_Exercise requirements_
Give back all the data exactly, line by line.

_Data for this exercise_
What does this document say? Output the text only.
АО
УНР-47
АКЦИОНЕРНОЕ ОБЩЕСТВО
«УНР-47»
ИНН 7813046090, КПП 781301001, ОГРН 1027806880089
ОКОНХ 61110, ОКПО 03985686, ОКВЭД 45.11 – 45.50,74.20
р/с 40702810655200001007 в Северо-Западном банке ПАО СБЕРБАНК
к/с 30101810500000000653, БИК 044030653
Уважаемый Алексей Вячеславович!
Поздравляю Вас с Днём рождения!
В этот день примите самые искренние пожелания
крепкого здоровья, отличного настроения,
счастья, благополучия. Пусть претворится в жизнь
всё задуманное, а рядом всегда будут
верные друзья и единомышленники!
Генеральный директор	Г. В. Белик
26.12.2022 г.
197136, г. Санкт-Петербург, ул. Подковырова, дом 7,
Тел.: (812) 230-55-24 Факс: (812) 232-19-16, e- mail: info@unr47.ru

_Result of this exercise_
What does this document say? Output the text only.
АО
УНР-47
АКЦИОНЕРНОЕ ОБЩЕСТВО
«УНР-47»
ИНН 7813046090, КПП 781301001, ОГРН 1027806880089
ОКОНХ 61110, ОКПО 03985686, ОКВЭД 45.11 – 45.50,74.20
р/с 40702810655200001007 в Северо-Западном банке ПАО СБЕРБАНК
к/с 30101810500000000653, БИК 044030653
Уважаемый Алексей Вячеславович!
Поздравляю Вас с Днём рождения!
В этот день примите самые искренние пожелания
крепкого здоровья, отличного настроения,
счастья, благополучия. Пусть претворится в жизнь
всё задуманное, а рядом всегда будут
верные друзья и единомышленники!
Генеральный директор	Г. В. Белик
26.12.2022 г.
197136, г. Санкт-Петербург, ул. Подковырова, дом 7,
Тел.: (812) 230-55-24 Факс: (812) 232-19-16, e- mail: info@unr47.ru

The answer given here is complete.